[Items from a data source]
*-*-*
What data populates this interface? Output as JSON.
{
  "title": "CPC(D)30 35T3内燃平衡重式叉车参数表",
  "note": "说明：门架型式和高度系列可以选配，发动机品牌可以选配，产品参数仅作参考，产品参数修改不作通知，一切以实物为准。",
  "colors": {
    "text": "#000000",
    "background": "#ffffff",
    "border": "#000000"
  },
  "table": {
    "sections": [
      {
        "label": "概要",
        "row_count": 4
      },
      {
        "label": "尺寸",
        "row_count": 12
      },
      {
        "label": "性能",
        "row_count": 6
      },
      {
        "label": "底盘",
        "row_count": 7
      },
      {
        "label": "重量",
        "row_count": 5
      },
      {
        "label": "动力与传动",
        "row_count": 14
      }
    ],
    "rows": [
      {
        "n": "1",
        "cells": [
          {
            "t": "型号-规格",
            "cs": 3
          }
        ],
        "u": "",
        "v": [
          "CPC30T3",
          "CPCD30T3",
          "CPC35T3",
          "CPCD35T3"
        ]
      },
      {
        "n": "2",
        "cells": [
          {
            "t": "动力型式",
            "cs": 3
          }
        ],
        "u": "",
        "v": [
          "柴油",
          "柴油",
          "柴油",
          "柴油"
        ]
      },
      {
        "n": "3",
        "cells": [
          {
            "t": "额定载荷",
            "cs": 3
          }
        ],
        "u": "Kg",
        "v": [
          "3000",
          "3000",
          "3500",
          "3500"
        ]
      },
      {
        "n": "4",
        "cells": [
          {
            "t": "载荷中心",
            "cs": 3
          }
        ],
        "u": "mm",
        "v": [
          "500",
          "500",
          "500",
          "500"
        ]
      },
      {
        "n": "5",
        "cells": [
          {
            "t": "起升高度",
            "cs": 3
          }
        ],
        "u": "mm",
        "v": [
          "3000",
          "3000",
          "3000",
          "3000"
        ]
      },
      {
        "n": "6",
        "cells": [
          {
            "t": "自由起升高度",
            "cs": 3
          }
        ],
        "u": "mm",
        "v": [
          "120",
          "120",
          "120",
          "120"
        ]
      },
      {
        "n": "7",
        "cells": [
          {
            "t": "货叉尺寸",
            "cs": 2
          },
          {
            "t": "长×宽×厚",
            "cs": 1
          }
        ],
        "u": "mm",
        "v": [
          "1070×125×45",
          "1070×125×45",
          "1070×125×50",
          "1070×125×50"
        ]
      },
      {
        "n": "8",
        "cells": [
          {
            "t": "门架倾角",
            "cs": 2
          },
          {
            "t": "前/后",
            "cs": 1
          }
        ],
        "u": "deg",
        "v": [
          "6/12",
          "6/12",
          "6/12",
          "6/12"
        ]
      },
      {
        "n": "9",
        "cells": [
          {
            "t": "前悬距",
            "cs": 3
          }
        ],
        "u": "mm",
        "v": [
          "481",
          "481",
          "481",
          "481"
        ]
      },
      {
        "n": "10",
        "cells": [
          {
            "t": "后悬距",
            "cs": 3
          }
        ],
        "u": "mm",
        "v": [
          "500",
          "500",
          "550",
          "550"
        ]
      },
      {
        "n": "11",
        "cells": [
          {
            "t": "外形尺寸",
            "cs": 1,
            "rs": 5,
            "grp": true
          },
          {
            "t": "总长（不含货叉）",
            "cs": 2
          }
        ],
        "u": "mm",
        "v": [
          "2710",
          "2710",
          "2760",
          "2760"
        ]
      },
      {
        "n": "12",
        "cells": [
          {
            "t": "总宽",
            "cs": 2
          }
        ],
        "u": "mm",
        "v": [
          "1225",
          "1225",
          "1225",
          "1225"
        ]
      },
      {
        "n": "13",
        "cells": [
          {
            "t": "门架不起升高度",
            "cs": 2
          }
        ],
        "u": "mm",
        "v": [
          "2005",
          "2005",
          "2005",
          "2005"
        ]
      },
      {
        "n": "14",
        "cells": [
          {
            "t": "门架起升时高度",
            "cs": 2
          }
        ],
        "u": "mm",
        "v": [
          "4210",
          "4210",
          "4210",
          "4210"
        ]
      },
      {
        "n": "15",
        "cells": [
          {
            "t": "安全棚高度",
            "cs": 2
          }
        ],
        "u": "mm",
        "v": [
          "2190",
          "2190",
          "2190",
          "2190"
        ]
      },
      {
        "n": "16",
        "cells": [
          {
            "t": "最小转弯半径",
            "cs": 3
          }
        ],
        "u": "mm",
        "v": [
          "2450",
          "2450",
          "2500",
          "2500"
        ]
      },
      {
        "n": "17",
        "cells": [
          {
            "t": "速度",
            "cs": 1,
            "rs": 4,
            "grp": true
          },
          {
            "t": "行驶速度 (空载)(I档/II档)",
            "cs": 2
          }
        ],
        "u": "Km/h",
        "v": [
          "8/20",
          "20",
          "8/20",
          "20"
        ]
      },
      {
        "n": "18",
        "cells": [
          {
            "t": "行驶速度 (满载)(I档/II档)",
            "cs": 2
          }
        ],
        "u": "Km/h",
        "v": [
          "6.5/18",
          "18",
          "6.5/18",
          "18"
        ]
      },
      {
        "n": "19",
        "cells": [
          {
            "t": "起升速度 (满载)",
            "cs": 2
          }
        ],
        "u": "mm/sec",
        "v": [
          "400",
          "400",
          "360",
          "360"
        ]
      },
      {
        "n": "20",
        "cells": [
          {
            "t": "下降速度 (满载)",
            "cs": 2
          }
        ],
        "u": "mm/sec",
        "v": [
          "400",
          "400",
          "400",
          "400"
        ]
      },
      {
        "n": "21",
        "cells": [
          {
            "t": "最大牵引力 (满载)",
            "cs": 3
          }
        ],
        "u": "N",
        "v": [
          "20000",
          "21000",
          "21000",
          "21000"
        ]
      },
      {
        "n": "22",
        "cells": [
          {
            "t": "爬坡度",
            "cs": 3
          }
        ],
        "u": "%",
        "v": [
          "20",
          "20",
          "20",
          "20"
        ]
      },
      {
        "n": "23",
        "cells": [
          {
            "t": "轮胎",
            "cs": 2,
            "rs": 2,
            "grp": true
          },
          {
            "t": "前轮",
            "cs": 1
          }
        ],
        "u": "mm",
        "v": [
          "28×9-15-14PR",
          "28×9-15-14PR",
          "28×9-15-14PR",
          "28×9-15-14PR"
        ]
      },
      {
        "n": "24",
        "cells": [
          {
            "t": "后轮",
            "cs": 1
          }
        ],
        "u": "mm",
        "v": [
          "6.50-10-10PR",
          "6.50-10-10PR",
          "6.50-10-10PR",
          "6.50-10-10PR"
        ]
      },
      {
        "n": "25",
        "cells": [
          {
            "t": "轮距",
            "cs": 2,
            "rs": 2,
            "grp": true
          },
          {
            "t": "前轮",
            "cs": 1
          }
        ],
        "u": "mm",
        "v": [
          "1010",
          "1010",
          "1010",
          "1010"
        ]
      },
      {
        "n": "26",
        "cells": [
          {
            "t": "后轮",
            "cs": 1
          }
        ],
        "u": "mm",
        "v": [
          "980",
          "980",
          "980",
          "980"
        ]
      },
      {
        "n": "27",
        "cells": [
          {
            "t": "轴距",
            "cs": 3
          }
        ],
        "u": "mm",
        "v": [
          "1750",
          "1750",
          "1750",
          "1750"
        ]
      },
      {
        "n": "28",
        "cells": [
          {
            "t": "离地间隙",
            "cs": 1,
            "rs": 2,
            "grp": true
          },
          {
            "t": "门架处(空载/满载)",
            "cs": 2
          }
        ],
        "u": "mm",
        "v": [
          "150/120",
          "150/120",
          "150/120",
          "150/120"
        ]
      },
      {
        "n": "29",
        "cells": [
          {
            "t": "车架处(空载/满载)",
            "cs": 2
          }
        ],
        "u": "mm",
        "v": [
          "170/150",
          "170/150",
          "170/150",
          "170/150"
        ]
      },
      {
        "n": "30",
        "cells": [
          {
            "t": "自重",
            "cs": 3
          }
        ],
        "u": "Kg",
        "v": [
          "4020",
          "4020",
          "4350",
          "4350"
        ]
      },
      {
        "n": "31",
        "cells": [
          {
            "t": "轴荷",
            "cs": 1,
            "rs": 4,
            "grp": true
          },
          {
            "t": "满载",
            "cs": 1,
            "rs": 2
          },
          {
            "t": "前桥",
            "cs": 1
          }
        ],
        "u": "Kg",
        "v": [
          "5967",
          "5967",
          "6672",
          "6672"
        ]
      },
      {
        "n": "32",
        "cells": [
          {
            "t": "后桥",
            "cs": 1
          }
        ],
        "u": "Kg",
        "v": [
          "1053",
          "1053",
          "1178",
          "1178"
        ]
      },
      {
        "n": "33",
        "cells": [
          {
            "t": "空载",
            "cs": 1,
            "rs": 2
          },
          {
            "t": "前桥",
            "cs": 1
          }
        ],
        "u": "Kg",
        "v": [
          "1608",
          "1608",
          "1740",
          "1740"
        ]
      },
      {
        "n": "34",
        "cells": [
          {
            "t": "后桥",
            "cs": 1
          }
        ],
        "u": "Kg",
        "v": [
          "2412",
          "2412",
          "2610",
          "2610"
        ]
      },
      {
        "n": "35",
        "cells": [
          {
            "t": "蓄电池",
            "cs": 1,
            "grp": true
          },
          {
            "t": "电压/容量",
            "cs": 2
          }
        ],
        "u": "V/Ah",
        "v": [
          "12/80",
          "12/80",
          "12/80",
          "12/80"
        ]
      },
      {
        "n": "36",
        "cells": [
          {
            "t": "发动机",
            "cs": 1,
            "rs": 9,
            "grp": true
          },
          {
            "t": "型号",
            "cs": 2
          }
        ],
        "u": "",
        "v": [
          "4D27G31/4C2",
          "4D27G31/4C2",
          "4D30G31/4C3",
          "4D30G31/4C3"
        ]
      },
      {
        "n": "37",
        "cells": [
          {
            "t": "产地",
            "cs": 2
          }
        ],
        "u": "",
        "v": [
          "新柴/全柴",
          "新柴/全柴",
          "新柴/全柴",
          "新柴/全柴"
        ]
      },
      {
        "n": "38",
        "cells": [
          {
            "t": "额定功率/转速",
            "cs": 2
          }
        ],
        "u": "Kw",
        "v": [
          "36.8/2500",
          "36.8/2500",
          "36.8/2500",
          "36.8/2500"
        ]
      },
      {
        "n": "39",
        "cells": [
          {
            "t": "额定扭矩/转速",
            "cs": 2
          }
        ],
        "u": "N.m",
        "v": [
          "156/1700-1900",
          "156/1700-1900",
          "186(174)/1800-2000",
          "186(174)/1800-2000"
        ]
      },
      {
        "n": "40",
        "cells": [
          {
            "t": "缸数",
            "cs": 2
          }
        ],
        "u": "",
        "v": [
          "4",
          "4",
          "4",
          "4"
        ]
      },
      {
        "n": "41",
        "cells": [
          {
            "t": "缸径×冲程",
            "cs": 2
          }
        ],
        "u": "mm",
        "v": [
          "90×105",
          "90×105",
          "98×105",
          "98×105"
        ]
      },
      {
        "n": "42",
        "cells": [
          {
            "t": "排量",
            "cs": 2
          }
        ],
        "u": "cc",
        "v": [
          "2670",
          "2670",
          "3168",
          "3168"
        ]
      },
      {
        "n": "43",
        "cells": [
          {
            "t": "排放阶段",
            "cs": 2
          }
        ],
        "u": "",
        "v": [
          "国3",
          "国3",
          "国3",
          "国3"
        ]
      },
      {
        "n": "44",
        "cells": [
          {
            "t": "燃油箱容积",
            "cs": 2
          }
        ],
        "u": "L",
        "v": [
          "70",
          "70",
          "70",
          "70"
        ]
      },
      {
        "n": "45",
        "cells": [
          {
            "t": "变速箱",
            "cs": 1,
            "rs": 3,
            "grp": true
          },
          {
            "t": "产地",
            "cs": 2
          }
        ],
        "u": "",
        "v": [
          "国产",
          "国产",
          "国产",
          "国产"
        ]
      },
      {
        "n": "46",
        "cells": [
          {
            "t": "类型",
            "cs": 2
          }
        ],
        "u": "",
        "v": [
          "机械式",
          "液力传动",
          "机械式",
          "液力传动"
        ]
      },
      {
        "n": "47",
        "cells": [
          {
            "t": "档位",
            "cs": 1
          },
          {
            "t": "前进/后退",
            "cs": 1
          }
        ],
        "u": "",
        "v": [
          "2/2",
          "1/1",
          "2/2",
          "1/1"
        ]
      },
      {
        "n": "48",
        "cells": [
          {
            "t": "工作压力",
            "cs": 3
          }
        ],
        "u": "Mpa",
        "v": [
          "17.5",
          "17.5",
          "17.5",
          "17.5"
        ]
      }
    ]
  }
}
*-*-*
> Goal
Identify the lines of the entries containing the string "label". Copy each such line.

> Solution to this exercise
        "label": "概要",
        "label": "尺寸",
        "label": "性能",
        "label": "底盘",
        "label": "重量",
        "label": "动力与传动",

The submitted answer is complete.